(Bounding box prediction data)
· · · ·

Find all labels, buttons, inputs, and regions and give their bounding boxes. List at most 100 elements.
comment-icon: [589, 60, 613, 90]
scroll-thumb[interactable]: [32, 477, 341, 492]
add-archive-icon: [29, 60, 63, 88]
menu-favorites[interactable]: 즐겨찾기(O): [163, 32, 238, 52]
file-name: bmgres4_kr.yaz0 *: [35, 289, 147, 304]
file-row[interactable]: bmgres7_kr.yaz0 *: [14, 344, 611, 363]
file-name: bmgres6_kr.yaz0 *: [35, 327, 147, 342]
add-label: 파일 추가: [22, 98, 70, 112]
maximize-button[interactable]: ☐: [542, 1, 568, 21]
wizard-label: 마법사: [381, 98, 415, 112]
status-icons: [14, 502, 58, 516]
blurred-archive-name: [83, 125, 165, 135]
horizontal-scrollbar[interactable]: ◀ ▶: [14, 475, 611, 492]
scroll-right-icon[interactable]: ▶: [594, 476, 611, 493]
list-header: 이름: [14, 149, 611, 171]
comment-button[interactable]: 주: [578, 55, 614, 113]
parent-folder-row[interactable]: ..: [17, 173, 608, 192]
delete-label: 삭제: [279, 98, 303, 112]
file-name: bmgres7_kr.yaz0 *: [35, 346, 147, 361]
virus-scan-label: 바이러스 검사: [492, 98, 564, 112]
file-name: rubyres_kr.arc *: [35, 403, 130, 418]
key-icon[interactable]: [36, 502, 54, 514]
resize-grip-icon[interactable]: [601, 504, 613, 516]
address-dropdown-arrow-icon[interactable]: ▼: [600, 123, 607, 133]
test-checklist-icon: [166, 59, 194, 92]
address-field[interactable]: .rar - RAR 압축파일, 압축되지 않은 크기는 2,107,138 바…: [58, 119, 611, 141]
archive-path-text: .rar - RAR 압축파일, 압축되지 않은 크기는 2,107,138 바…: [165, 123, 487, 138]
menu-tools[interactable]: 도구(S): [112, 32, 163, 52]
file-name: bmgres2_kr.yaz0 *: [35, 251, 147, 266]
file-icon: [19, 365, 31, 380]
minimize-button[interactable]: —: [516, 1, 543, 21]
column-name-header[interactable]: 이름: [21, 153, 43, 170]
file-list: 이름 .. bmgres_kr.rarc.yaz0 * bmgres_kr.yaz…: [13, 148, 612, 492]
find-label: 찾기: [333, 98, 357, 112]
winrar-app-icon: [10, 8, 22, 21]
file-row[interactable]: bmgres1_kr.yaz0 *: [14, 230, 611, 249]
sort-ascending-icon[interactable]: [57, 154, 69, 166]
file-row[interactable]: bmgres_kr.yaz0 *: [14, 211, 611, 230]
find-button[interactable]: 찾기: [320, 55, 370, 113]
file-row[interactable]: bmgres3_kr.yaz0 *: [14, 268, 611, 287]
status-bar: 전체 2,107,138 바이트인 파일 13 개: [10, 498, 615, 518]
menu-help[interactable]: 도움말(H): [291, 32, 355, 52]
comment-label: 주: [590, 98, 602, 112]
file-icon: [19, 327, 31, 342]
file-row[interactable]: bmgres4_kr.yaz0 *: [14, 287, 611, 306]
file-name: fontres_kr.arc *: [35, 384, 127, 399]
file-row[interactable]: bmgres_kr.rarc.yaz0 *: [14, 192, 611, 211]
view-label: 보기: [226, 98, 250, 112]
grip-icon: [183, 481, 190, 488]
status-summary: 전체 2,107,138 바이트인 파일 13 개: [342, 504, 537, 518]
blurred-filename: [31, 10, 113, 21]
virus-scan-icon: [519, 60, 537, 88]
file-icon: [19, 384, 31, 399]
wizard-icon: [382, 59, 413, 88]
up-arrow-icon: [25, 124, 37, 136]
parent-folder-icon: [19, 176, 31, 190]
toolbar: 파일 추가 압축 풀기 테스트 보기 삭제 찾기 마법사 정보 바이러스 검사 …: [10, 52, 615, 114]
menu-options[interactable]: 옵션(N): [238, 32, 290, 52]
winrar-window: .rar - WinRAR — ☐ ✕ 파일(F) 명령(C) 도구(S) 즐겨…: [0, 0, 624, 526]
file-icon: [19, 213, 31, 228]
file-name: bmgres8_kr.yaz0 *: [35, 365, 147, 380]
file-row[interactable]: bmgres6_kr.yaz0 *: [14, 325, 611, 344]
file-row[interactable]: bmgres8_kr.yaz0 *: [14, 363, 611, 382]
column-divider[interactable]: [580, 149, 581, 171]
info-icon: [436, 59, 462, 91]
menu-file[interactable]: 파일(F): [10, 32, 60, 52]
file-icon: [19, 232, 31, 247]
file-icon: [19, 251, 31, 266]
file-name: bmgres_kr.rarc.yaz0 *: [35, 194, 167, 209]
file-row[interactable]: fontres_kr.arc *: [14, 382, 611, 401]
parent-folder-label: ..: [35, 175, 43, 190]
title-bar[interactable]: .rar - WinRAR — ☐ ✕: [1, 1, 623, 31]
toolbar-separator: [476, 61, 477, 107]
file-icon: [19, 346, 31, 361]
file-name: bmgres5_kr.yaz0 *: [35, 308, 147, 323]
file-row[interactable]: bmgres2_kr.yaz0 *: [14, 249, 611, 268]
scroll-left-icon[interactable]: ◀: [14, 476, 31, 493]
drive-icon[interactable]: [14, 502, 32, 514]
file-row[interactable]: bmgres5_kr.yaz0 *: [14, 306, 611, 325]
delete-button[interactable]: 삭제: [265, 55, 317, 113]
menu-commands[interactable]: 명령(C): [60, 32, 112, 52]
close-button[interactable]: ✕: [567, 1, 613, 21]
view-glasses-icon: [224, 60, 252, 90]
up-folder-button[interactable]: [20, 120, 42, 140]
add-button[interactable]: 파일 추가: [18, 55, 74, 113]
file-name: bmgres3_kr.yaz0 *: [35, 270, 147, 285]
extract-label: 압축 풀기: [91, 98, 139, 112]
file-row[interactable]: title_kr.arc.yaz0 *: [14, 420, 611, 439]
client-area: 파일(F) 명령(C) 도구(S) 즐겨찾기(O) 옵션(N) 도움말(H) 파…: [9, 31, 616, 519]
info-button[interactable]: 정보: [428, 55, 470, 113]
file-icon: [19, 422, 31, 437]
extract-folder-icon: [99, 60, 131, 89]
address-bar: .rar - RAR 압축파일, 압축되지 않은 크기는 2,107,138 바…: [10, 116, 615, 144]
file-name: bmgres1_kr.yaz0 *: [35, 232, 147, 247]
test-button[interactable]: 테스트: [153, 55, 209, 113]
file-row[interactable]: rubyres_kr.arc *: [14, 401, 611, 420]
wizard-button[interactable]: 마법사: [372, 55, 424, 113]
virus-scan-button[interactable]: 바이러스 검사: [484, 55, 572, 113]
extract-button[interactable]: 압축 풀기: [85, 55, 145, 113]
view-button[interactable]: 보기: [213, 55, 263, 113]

· · · ·

◆ WHAT THE EXERCISE ASKS ◆
Set all of the data down again exactly.

◆ EXERCISE SOLUTION ◆
Find all labels, buttons, inputs, and regions and give their bounding boxes. List at most 100 elements.
comment-icon: [589, 60, 613, 90]
scroll-thumb[interactable]: [32, 477, 341, 492]
add-archive-icon: [29, 60, 63, 88]
menu-favorites[interactable]: 즐겨찾기(O): [163, 32, 238, 52]
file-name: bmgres4_kr.yaz0 *: [35, 289, 147, 304]
file-row[interactable]: bmgres7_kr.yaz0 *: [14, 344, 611, 363]
file-name: bmgres6_kr.yaz0 *: [35, 327, 147, 342]
add-label: 파일 추가: [22, 98, 70, 112]
maximize-button[interactable]: ☐: [542, 1, 568, 21]
wizard-label: 마법사: [381, 98, 415, 112]
status-icons: [14, 502, 58, 516]
blurred-archive-name: [83, 125, 165, 135]
horizontal-scrollbar[interactable]: ◀ ▶: [14, 475, 611, 492]
scroll-right-icon[interactable]: ▶: [594, 476, 611, 493]
list-header: 이름: [14, 149, 611, 171]
comment-button[interactable]: 주: [578, 55, 614, 113]
parent-folder-row[interactable]: ..: [17, 173, 608, 192]
delete-label: 삭제: [279, 98, 303, 112]
file-name: bmgres7_kr.yaz0 *: [35, 346, 147, 361]
virus-scan-label: 바이러스 검사: [492, 98, 564, 112]
file-name: rubyres_kr.arc *: [35, 403, 130, 418]
key-icon[interactable]: [36, 502, 54, 514]
resize-grip-icon[interactable]: [601, 504, 613, 516]
address-dropdown-arrow-icon[interactable]: ▼: [600, 123, 607, 133]
test-checklist-icon: [166, 59, 194, 92]
address-field[interactable]: .rar - RAR 압축파일, 압축되지 않은 크기는 2,107,138 바…: [58, 119, 611, 141]
archive-path-text: .rar - RAR 압축파일, 압축되지 않은 크기는 2,107,138 바…: [165, 123, 487, 138]
menu-tools[interactable]: 도구(S): [112, 32, 163, 52]
file-name: bmgres2_kr.yaz0 *: [35, 251, 147, 266]
file-icon: [19, 365, 31, 380]
minimize-button[interactable]: —: [516, 1, 543, 21]
column-name-header[interactable]: 이름: [21, 153, 43, 170]
file-list: 이름 .. bmgres_kr.rarc.yaz0 * bmgres_kr.yaz…: [13, 148, 612, 492]
find-label: 찾기: [333, 98, 357, 112]
winrar-app-icon: [10, 8, 22, 21]
file-row[interactable]: bmgres1_kr.yaz0 *: [14, 230, 611, 249]
sort-ascending-icon[interactable]: [57, 154, 69, 166]
file-row[interactable]: bmgres_kr.yaz0 *: [14, 211, 611, 230]
find-button[interactable]: 찾기: [320, 55, 370, 113]
file-row[interactable]: bmgres3_kr.yaz0 *: [14, 268, 611, 287]
status-bar: 전체 2,107,138 바이트인 파일 13 개: [10, 498, 615, 518]
menu-help[interactable]: 도움말(H): [291, 32, 355, 52]
comment-label: 주: [590, 98, 602, 112]
file-icon: [19, 327, 31, 342]
file-row[interactable]: bmgres4_kr.yaz0 *: [14, 287, 611, 306]
file-name: fontres_kr.arc *: [35, 384, 127, 399]
file-row[interactable]: bmgres_kr.rarc.yaz0 *: [14, 192, 611, 211]
view-label: 보기: [226, 98, 250, 112]
grip-icon: [183, 481, 190, 488]
status-summary: 전체 2,107,138 바이트인 파일 13 개: [342, 504, 537, 518]
blurred-filename: [31, 10, 113, 21]
virus-scan-icon: [519, 60, 537, 88]
file-icon: [19, 384, 31, 399]
wizard-icon: [382, 59, 413, 88]
up-arrow-icon: [25, 124, 37, 136]
parent-folder-icon: [19, 176, 31, 190]
toolbar: 파일 추가 압축 풀기 테스트 보기 삭제 찾기 마법사 정보 바이러스 검사 …: [10, 52, 615, 114]
menu-options[interactable]: 옵션(N): [238, 32, 290, 52]
winrar-window: .rar - WinRAR — ☐ ✕ 파일(F) 명령(C) 도구(S) 즐겨…: [0, 0, 624, 526]
file-icon: [19, 213, 31, 228]
file-name: bmgres8_kr.yaz0 *: [35, 365, 147, 380]
file-row[interactable]: bmgres6_kr.yaz0 *: [14, 325, 611, 344]
file-row[interactable]: bmgres8_kr.yaz0 *: [14, 363, 611, 382]
column-divider[interactable]: [580, 149, 581, 171]
info-icon: [436, 59, 462, 91]
menu-file[interactable]: 파일(F): [10, 32, 60, 52]
file-icon: [19, 232, 31, 247]
file-icon: [19, 251, 31, 266]
file-name: bmgres_kr.rarc.yaz0 *: [35, 194, 167, 209]
file-row[interactable]: fontres_kr.arc *: [14, 382, 611, 401]
parent-folder-label: ..: [35, 175, 43, 190]
title-bar[interactable]: .rar - WinRAR — ☐ ✕: [1, 1, 623, 31]
toolbar-separator: [476, 61, 477, 107]
file-icon: [19, 346, 31, 361]
file-name: bmgres5_kr.yaz0 *: [35, 308, 147, 323]
file-row[interactable]: bmgres2_kr.yaz0 *: [14, 249, 611, 268]
scroll-left-icon[interactable]: ◀: [14, 476, 31, 493]
drive-icon[interactable]: [14, 502, 32, 514]
file-row[interactable]: bmgres5_kr.yaz0 *: [14, 306, 611, 325]
delete-button[interactable]: 삭제: [265, 55, 317, 113]
menu-commands[interactable]: 명령(C): [60, 32, 112, 52]
close-button[interactable]: ✕: [567, 1, 613, 21]
view-glasses-icon: [224, 60, 252, 90]
up-folder-button[interactable]: [20, 120, 42, 140]
add-button[interactable]: 파일 추가: [18, 55, 74, 113]
file-name: bmgres3_kr.yaz0 *: [35, 270, 147, 285]
extract-label: 압축 풀기: [91, 98, 139, 112]
file-row[interactable]: title_kr.arc.yaz0 *: [14, 420, 611, 439]
client-area: 파일(F) 명령(C) 도구(S) 즐겨찾기(O) 옵션(N) 도움말(H) 파…: [9, 31, 616, 519]
info-button[interactable]: 정보: [428, 55, 470, 113]
file-icon: [19, 422, 31, 437]
extract-folder-icon: [99, 60, 131, 89]
address-bar: .rar - RAR 압축파일, 압축되지 않은 크기는 2,107,138 바…: [10, 116, 615, 144]
file-name: bmgres1_kr.yaz0 *: [35, 232, 147, 247]
test-button[interactable]: 테스트: [153, 55, 209, 113]
file-row[interactable]: rubyres_kr.arc *: [14, 401, 611, 420]
wizard-button[interactable]: 마법사: [372, 55, 424, 113]
virus-scan-button[interactable]: 바이러스 검사: [484, 55, 572, 113]
extract-button[interactable]: 압축 풀기: [85, 55, 145, 113]
view-button[interactable]: 보기: [213, 55, 263, 113]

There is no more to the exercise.